#### WHAT IS ASKED:
Output the records line for line, without any change, starting at the line that contains "UI element localization: list" and ending at the line that contains "connector-bracket-2 <box>817 380", with both of those lines included.

#### STORED ROWS:

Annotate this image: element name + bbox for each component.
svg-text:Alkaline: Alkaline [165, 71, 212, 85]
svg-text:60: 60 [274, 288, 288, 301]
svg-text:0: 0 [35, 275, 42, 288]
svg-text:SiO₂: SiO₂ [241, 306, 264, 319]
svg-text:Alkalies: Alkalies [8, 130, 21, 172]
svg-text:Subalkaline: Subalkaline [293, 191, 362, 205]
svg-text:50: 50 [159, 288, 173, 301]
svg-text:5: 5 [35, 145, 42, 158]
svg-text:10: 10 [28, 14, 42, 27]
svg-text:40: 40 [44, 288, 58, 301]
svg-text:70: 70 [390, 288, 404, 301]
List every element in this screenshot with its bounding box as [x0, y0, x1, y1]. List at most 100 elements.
--
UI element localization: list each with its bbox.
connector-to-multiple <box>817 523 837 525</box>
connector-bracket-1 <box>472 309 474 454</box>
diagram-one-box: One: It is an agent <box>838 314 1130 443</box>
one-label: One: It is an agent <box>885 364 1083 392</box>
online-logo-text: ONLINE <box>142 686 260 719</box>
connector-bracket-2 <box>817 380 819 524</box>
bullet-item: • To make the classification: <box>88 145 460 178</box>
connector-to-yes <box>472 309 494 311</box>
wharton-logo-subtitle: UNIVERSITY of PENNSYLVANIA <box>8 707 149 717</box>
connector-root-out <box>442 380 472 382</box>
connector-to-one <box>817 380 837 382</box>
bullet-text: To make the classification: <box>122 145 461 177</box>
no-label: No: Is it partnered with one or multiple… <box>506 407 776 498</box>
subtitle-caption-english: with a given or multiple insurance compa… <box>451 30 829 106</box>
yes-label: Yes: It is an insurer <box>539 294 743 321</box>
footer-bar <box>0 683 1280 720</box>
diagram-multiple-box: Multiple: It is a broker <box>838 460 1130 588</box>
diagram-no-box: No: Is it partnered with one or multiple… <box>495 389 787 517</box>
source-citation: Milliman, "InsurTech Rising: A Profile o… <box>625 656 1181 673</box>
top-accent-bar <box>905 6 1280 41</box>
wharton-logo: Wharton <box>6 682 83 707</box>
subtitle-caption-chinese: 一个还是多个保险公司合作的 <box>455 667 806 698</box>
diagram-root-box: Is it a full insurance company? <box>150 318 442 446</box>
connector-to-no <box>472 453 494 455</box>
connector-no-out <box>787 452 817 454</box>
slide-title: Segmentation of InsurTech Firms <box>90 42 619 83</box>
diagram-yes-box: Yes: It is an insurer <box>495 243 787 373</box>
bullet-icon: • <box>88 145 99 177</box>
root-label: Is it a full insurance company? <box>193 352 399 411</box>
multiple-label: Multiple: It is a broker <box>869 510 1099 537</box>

#### EXERCISE RESULT:
UI element localization: list each with its bbox.
connector-to-multiple <box>817 523 837 525</box>
connector-bracket-1 <box>472 309 474 454</box>
diagram-one-box: One: It is an agent <box>838 314 1130 443</box>
one-label: One: It is an agent <box>885 364 1083 392</box>
online-logo-text: ONLINE <box>142 686 260 719</box>
connector-bracket-2 <box>817 380 819 524</box>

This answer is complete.